**The problem**
Copy each line of the data below exactly, leaving out pictures.

[Stored items]
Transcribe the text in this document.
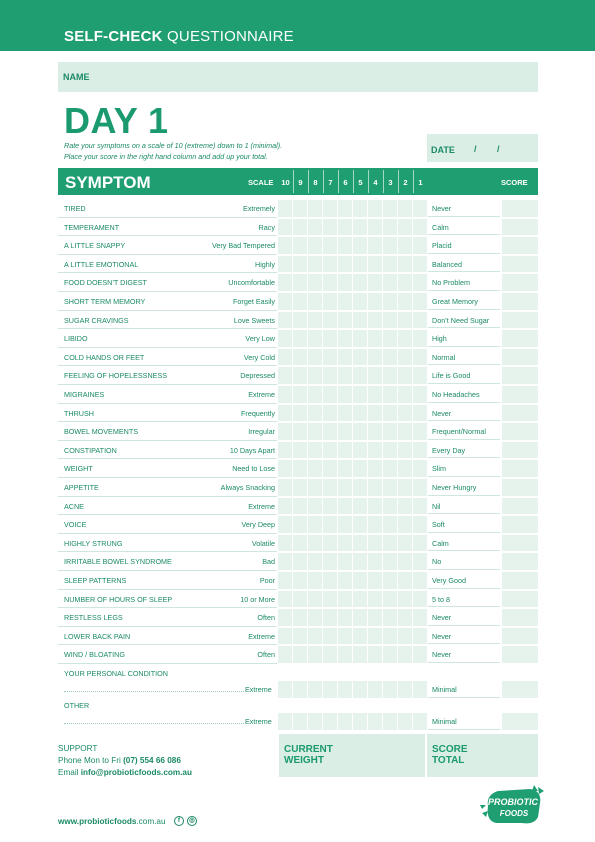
SELF-CHECK QUESTIONNAIRE
NAME
DAY 1
Rate your symptoms on a scale of 10 (extreme) down to 1 (minimal).
Place your score in the right hand column and add up your total.
DATE / /
SYMPTOM	SCALE	SCORE
10	9	8	7	6	5	4	3	2	1
TIRED	Extremely	Never
TEMPERAMENT	Racy	Calm
A LITTLE SNAPPY	Very Bad Tempered	Placid
A LITTLE EMOTIONAL	Highly	Balanced
FOOD DOESN’T DIGEST	Uncomfortable	No Problem
SHORT TERM MEMORY	Forget Easily	Great Memory
SUGAR CRAVINGS	Love Sweets	Don’t Need Sugar
LIBIDO	Very Low	High
COLD HANDS OR FEET	Very Cold	Normal
FEELING OF HOPELESSNESS	Depressed	Life is Good
MIGRAINES	Extreme	No Headaches
THRUSH	Frequently	Never
BOWEL MOVEMENTS	Irregular	Frequent/Normal
CONSTIPATION	10 Days Apart	Every Day
WEIGHT	Need to Lose	Slim
APPETITE	Always Snacking	Never Hungry
ACNE	Extreme	Nil
VOICE	Very Deep	Soft
HIGHLY STRUNG	Volatile	Calm
IRRITABLE BOWEL SYNDROME	Bad	No
SLEEP PATTERNS	Poor	Very Good
NUMBER OF HOURS OF SLEEP	10 or More	5 to 8
RESTLESS LEGS	Often	Never
LOWER BACK PAIN	Extreme	Never
WIND / BLOATING	Often	Never
YOUR PERSONAL CONDITION
Extreme	Minimal
OTHER
Extreme	Minimal
SUPPORT
Phone Mon to Fri (07) 554 66 086
Email info@probioticfoods.com.au
CURRENT WEIGHT
SCORE TOTAL
www.probioticfoods.com.au	f	◎
PROBIOTIC
FOODS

**Final answer**
Transcribe the text in this document.
SELF-CHECK QUESTIONNAIRE
NAME
DAY 1
Rate your symptoms on a scale of 10 (extreme) down to 1 (minimal).
Place your score in the right hand column and add up your total.
DATE / /
SYMPTOM	SCALE	SCORE
10	9	8	7	6	5	4	3	2	1
TIRED	Extremely	Never
TEMPERAMENT	Racy	Calm
A LITTLE SNAPPY	Very Bad Tempered	Placid
A LITTLE EMOTIONAL	Highly	Balanced
FOOD DOESN’T DIGEST	Uncomfortable	No Problem
SHORT TERM MEMORY	Forget Easily	Great Memory
SUGAR CRAVINGS	Love Sweets	Don’t Need Sugar
LIBIDO	Very Low	High
COLD HANDS OR FEET	Very Cold	Normal
FEELING OF HOPELESSNESS	Depressed	Life is Good
MIGRAINES	Extreme	No Headaches
THRUSH	Frequently	Never
BOWEL MOVEMENTS	Irregular	Frequent/Normal
CONSTIPATION	10 Days Apart	Every Day
WEIGHT	Need to Lose	Slim
APPETITE	Always Snacking	Never Hungry
ACNE	Extreme	Nil
VOICE	Very Deep	Soft
HIGHLY STRUNG	Volatile	Calm
IRRITABLE BOWEL SYNDROME	Bad	No
SLEEP PATTERNS	Poor	Very Good
NUMBER OF HOURS OF SLEEP	10 or More	5 to 8
RESTLESS LEGS	Often	Never
LOWER BACK PAIN	Extreme	Never
WIND / BLOATING	Often	Never
YOUR PERSONAL CONDITION
Extreme	Minimal
OTHER
Extreme	Minimal
SUPPORT
Phone Mon to Fri (07) 554 66 086
Email info@probioticfoods.com.au
CURRENT WEIGHT
SCORE TOTAL
www.probioticfoods.com.au	f	◎
PROBIOTIC
FOODS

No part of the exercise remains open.